- EXERCISE TASK -
Copy each line of the material below that includes the string "xlabel".

- EXERCISE INPUTS -

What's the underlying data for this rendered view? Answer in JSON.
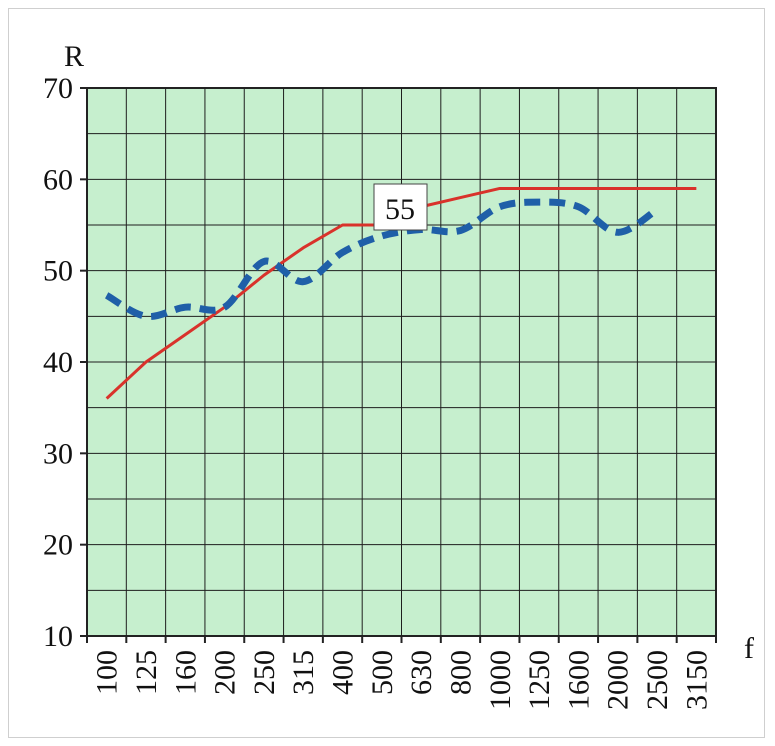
{
  "chart_data": {
    "type": "line",
    "xlabel": "f",
    "ylabel": "R",
    "categories": [
      "100",
      "125",
      "160",
      "200",
      "250",
      "315",
      "400",
      "500",
      "630",
      "800",
      "1000",
      "1250",
      "1600",
      "2000",
      "2500",
      "3150"
    ],
    "ylim": [
      10,
      70
    ],
    "yticks": [
      "10",
      "20",
      "30",
      "40",
      "50",
      "60",
      "70"
    ],
    "grid": true,
    "background_color": "#c6efce",
    "series": [
      {
        "color": "#d9322b",
        "style": "solid",
        "values": [
          36,
          40,
          43,
          46,
          49.5,
          52.5,
          55,
          55,
          57,
          58,
          59,
          59,
          59,
          59,
          59,
          59
        ]
      },
      {
        "color": "#1f5fa8",
        "style": "dashed",
        "values": [
          47.3,
          45,
          46,
          46,
          51,
          48.8,
          52,
          53.8,
          54.5,
          54.4,
          57,
          57.5,
          57,
          54.2,
          56.7,
          null
        ]
      }
    ],
    "annotation": {
      "text": "55"
    }
  }
}
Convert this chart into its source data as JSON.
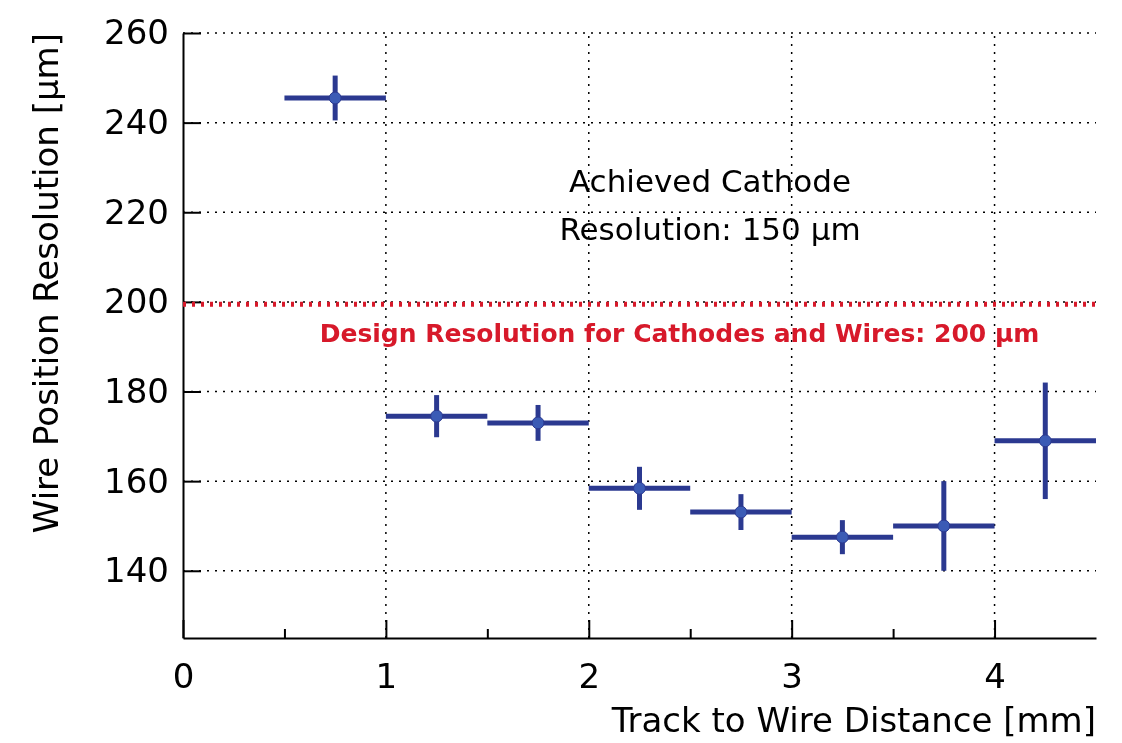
{
  "chart_data": {
    "type": "scatter",
    "xlabel": "Track to Wire Distance [mm]",
    "ylabel": "Wire Position Resolution [µm]",
    "x": [
      0.75,
      1.25,
      1.75,
      2.25,
      2.75,
      3.25,
      3.75,
      4.25
    ],
    "series": [
      {
        "color": "#2b3990",
        "values": [
          245.5,
          174.5,
          173.0,
          158.4,
          153.1,
          147.5,
          150.0,
          169.0
        ],
        "errors": [
          5,
          4.7,
          4,
          4.8,
          4,
          3.8,
          10,
          13
        ],
        "xerrors": [
          0.25,
          0.25,
          0.25,
          0.25,
          0.25,
          0.25,
          0.25,
          0.25
        ]
      }
    ],
    "marker": "circle",
    "xlim": [
      0,
      4.5
    ],
    "xticks": [
      0,
      {
        "value": 0.5,
        "label": null
      },
      1,
      {
        "value": 1.5,
        "label": null
      },
      2,
      {
        "value": 2.5,
        "label": null
      },
      3,
      {
        "value": 3.5,
        "label": null
      },
      4
    ],
    "ylim": [
      125,
      260
    ],
    "yticks": [
      140,
      160,
      180,
      200,
      220,
      240,
      260
    ],
    "grid": true,
    "ref_lines": [
      {
        "axis": "y",
        "value": 199.5,
        "label": "Design Resolution for Cathodes and Wires:  200 µm",
        "color": "#d7192a",
        "line_style": "dotted"
      }
    ],
    "annotations": [
      {
        "text": "Achieved Cathode\nResolution:  150 µm"
      }
    ]
  }
}
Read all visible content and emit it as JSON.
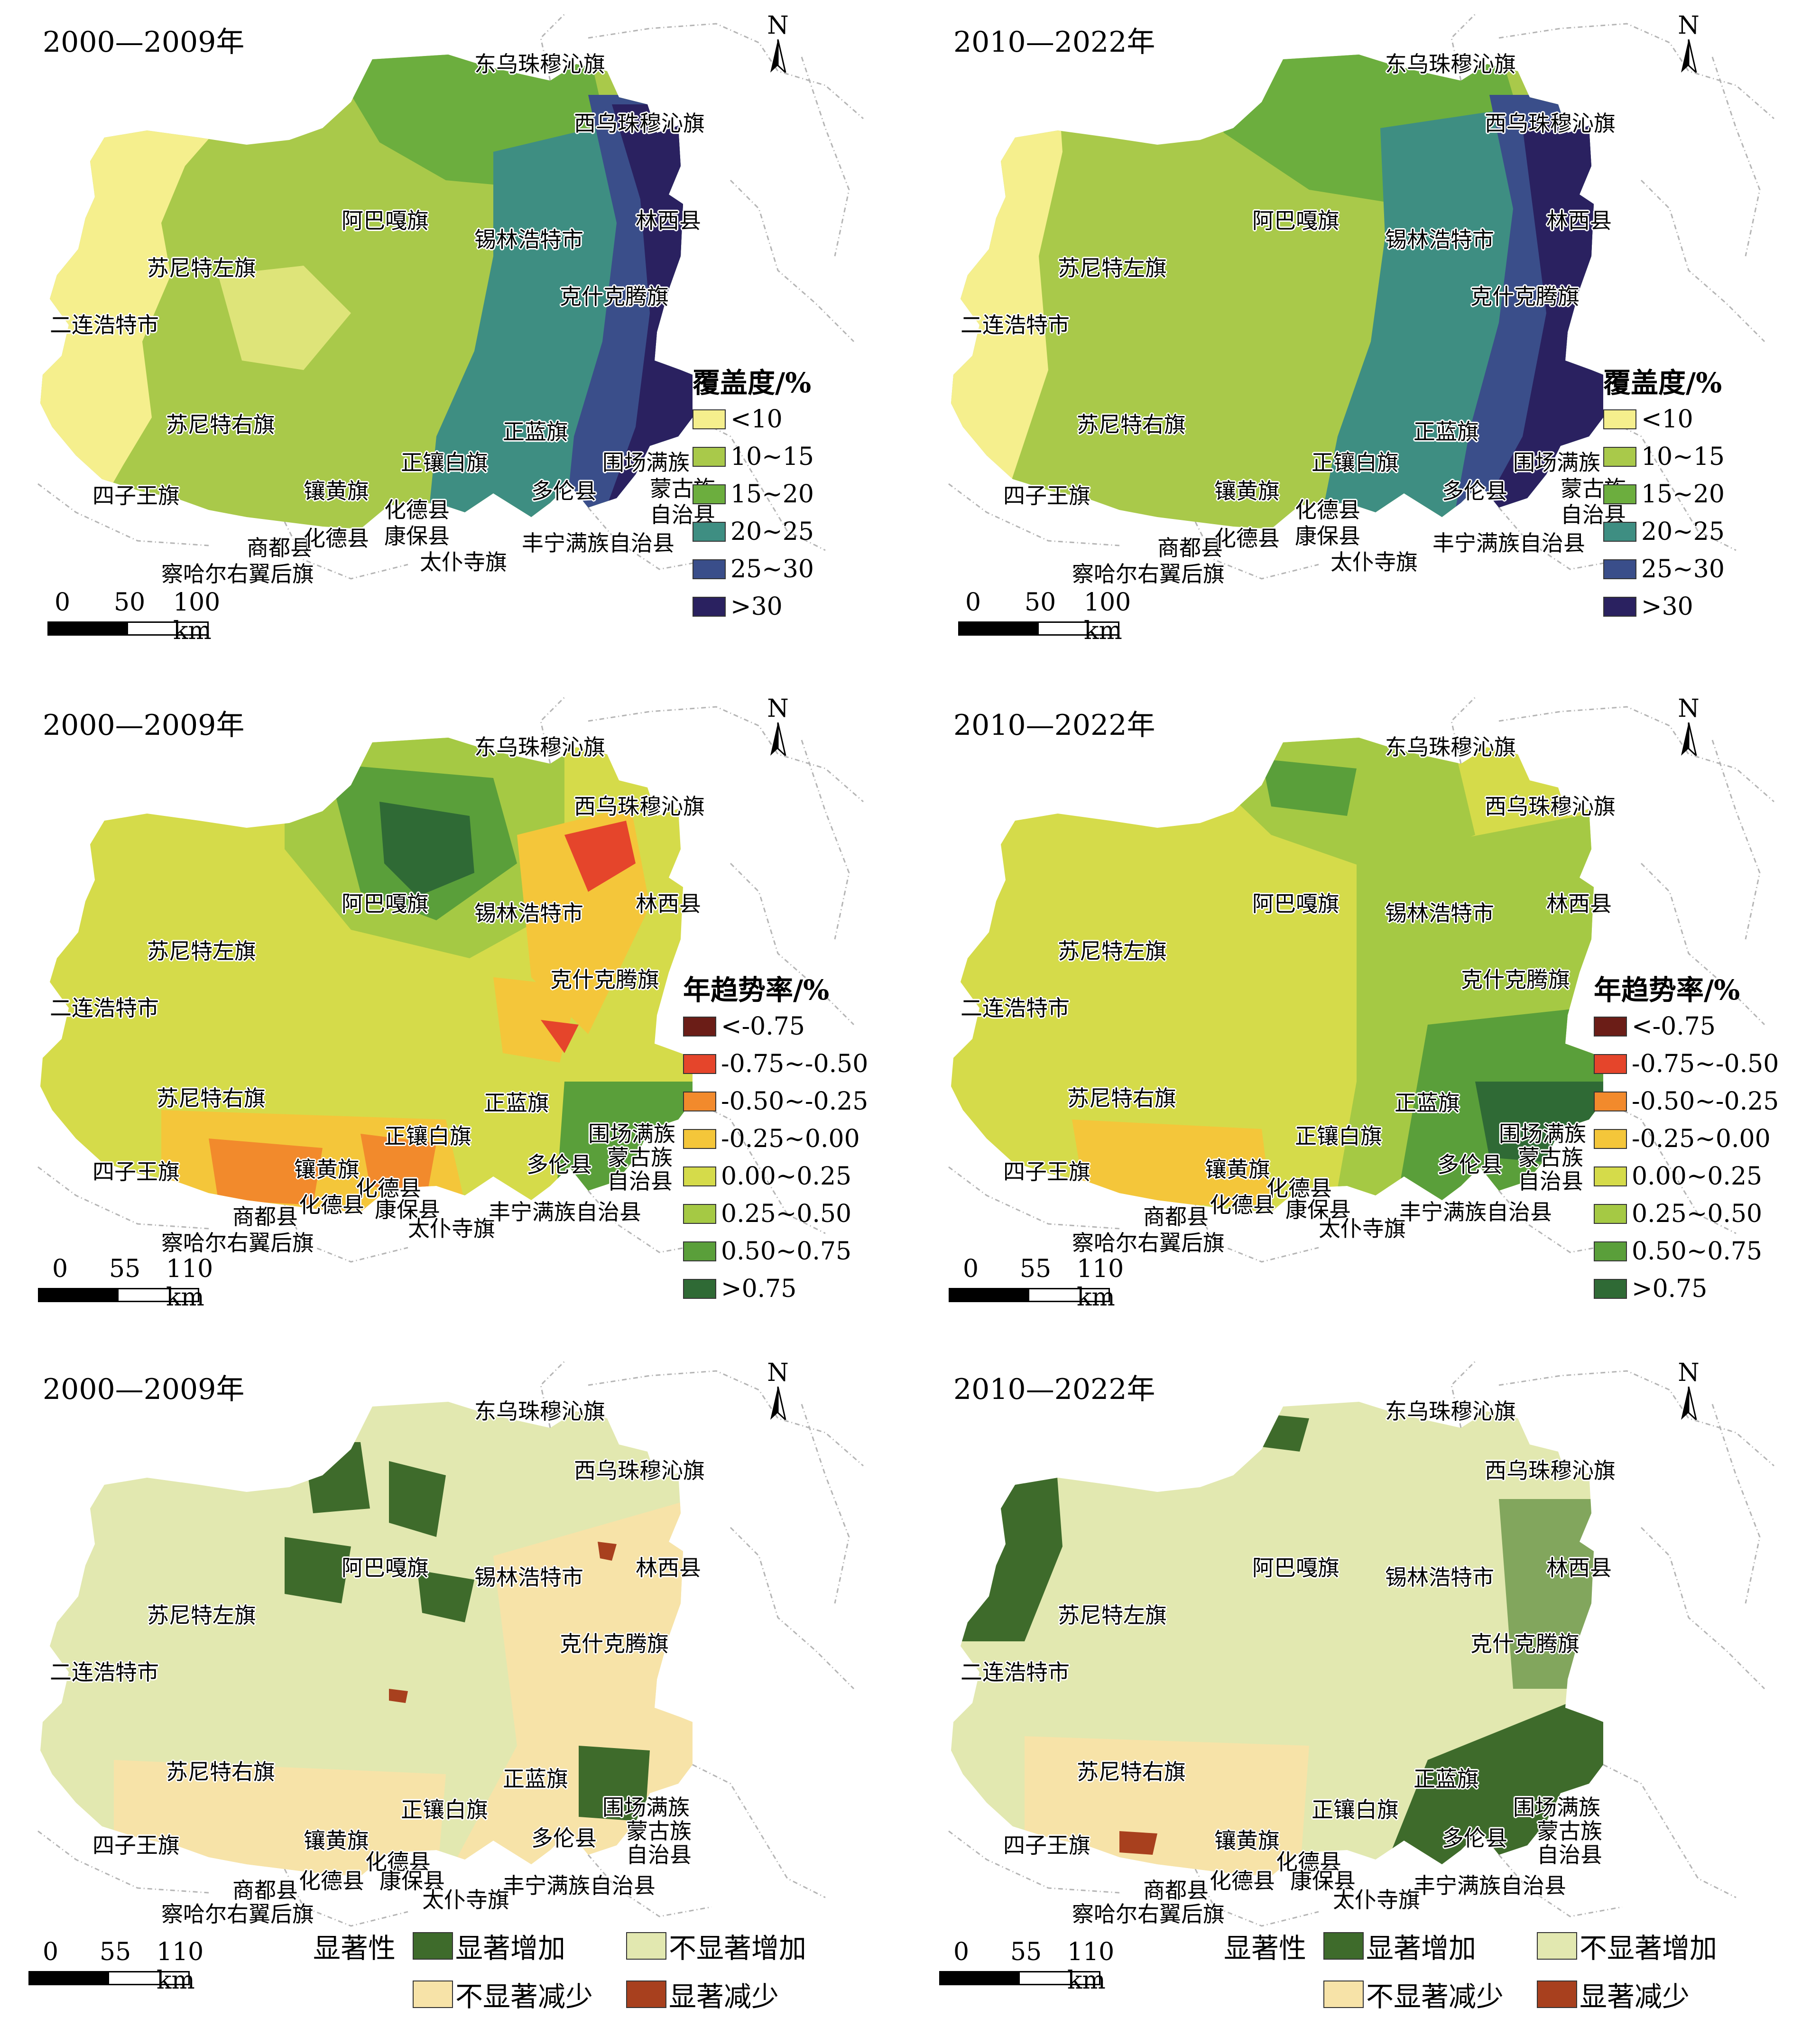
{
  "colors": {
    "coverage": [
      "#f5ef8d",
      "#a9c94a",
      "#6cae3e",
      "#3e8e82",
      "#3a4e8a",
      "#2a2160"
    ],
    "trend": [
      "#6b1d17",
      "#e5452b",
      "#f28a2c",
      "#f4c63a",
      "#d5db4a",
      "#a5c944",
      "#5a9f3a",
      "#2f6a35"
    ],
    "significance": [
      "#3e6b2b",
      "#e2e8b0",
      "#f7e3a8",
      "#a8401e"
    ]
  },
  "place_names": {
    "dongwu": "东乌珠穆沁旗",
    "xiwu": "西乌珠穆沁旗",
    "linxi": "林西县",
    "abag": "阿巴嘎旗",
    "xilinhot": "锡林浩特市",
    "sunitezuo": "苏尼特左旗",
    "keshiketeng": "克什克腾旗",
    "erlianhot": "二连浩特市",
    "suniteyou": "苏尼特右旗",
    "zhenglan": "正蓝旗",
    "zhengxiangbai": "正镶白旗",
    "weichang1": "围场满族",
    "weichang2": "蒙古族",
    "weichang3": "自治县",
    "siziwang": "四子王旗",
    "xianghuang": "镶黄旗",
    "duolun": "多伦县",
    "huade": "化德县",
    "shangdu": "商都县",
    "kangbao": "康保县",
    "fengning": "丰宁满族自治县",
    "taipusi": "太仆寺旗",
    "chahaer": "察哈尔右翼后旗"
  },
  "north_label": "N",
  "panels": [
    {
      "period": "2000—2009年",
      "scale": [
        "0",
        "50",
        "100 km"
      ],
      "legend": {
        "title": "覆盖度/%",
        "items": [
          "<10",
          "10~15",
          "15~20",
          "20~25",
          "25~30",
          ">30"
        ]
      }
    },
    {
      "period": "2010—2022年",
      "scale": [
        "0",
        "50",
        "100 km"
      ],
      "legend": {
        "title": "覆盖度/%",
        "items": [
          "<10",
          "10~15",
          "15~20",
          "20~25",
          "25~30",
          ">30"
        ]
      }
    },
    {
      "period": "2000—2009年",
      "scale": [
        "0",
        "55",
        "110 km"
      ],
      "legend": {
        "title": "年趋势率/%",
        "items": [
          "<-0.75",
          "-0.75~-0.50",
          "-0.50~-0.25",
          "-0.25~0.00",
          "0.00~0.25",
          "0.25~0.50",
          "0.50~0.75",
          ">0.75"
        ]
      }
    },
    {
      "period": "2010—2022年",
      "scale": [
        "0",
        "55",
        "110 km"
      ],
      "legend": {
        "title": "年趋势率/%",
        "items": [
          "<-0.75",
          "-0.75~-0.50",
          "-0.50~-0.25",
          "-0.25~0.00",
          "0.00~0.25",
          "0.25~0.50",
          "0.50~0.75",
          ">0.75"
        ]
      }
    },
    {
      "period": "2000—2009年",
      "scale": [
        "0",
        "55",
        "110 km"
      ],
      "legend": {
        "title": "显著性",
        "items": [
          "显著增加",
          "不显著增加",
          "不显著减少",
          "显著减少"
        ]
      }
    },
    {
      "period": "2010—2022年",
      "scale": [
        "0",
        "55",
        "110 km"
      ],
      "legend": {
        "title": "显著性",
        "items": [
          "显著增加",
          "不显著增加",
          "不显著减少",
          "显著减少"
        ]
      }
    }
  ]
}
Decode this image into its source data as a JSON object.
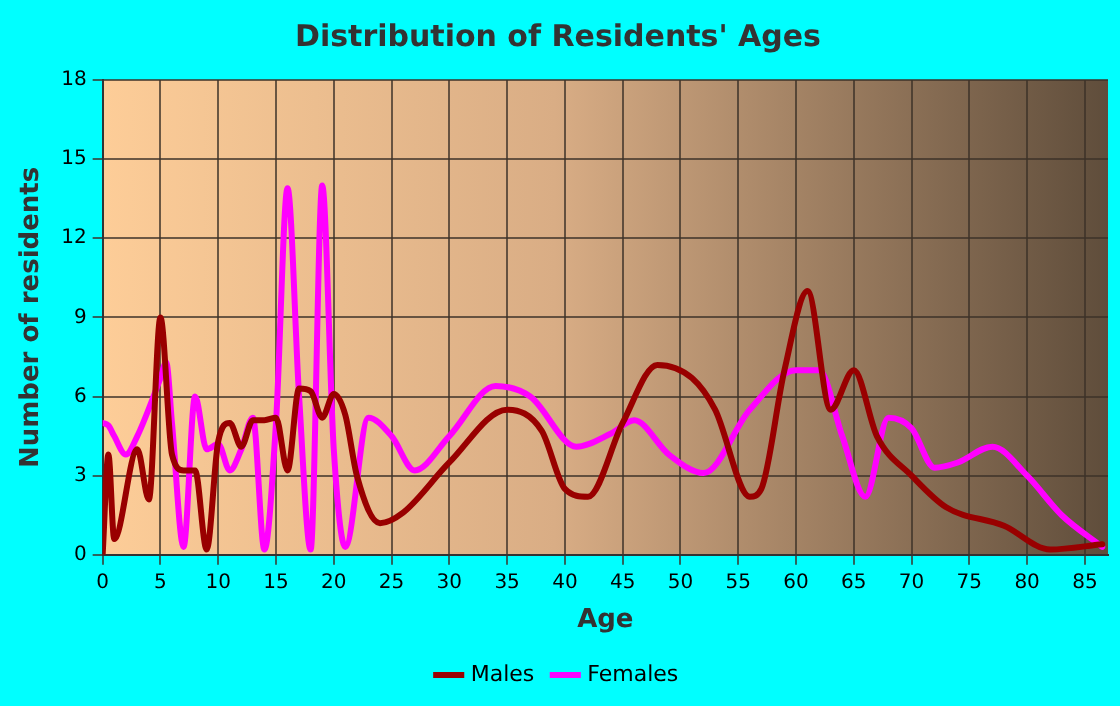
{
  "chart_data": {
    "type": "line",
    "title": "Distribution of Residents' Ages",
    "xlabel": "Age",
    "ylabel": "Number of residents",
    "xlim": [
      0,
      87
    ],
    "xticks": [
      0,
      5,
      10,
      15,
      20,
      25,
      30,
      35,
      40,
      45,
      50,
      55,
      60,
      65,
      70,
      75,
      80,
      85
    ],
    "ylim": [
      0,
      18
    ],
    "yticks": [
      0,
      3,
      6,
      9,
      12,
      15,
      18
    ],
    "grid": true,
    "legend": "bottom",
    "marker": "none",
    "line_style": "solid",
    "series": [
      {
        "name": "Males",
        "color": "#990000",
        "x": [
          0,
          0.5,
          1,
          3,
          4,
          5,
          6,
          7,
          8,
          9,
          10,
          11,
          12,
          13,
          14,
          15,
          16,
          17,
          18,
          19,
          20,
          21,
          22,
          24,
          26,
          30,
          35,
          38,
          40,
          42,
          45,
          48,
          51,
          53,
          56,
          57,
          59,
          61,
          63,
          65,
          67,
          70,
          73,
          78,
          82,
          86.5
        ],
        "values": [
          0,
          3.8,
          0.6,
          4,
          2.1,
          9,
          3.8,
          3.2,
          3.2,
          0.2,
          4.3,
          5,
          4.1,
          5.1,
          5.1,
          5.2,
          3.2,
          6.3,
          6.2,
          5.2,
          6.1,
          5.3,
          3,
          1.2,
          1.6,
          3.5,
          5.5,
          4.7,
          2.5,
          2.2,
          5,
          7.2,
          6.7,
          5.5,
          2.2,
          2.5,
          7,
          10,
          5.5,
          7,
          4.5,
          3,
          1.8,
          1.1,
          0.2,
          0.4
        ]
      },
      {
        "name": "Females",
        "color": "#ff00ff",
        "x": [
          0,
          0.5,
          1,
          2,
          3,
          5,
          5.5,
          6,
          7,
          8,
          9,
          10,
          11,
          12,
          13,
          14,
          15,
          16,
          17,
          18,
          19,
          20,
          21,
          23,
          25,
          27,
          30,
          34,
          37,
          41,
          44,
          46,
          49,
          52,
          56,
          60,
          62,
          64,
          66,
          68,
          70,
          72,
          74,
          77,
          80,
          83,
          86.5
        ],
        "values": [
          5,
          4.9,
          4.5,
          3.8,
          4.5,
          6.7,
          7.3,
          5,
          0.3,
          6,
          4,
          4.2,
          3.2,
          4,
          5.2,
          0.2,
          5,
          13.9,
          6,
          0.2,
          14,
          4,
          0.3,
          5.2,
          4.5,
          3.2,
          4.5,
          6.4,
          6,
          4.1,
          4.6,
          5.1,
          3.8,
          3.1,
          5.5,
          7,
          7,
          4.5,
          2.2,
          5.2,
          4.8,
          3.3,
          3.5,
          4.1,
          3,
          1.5,
          0.3
        ]
      }
    ]
  }
}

- ANSWER FOR THIS EXERCISE -
    "xlabel": "f",
    "xlabel": "Track to Wire Distance [mm]",
    "xlabel": "Age",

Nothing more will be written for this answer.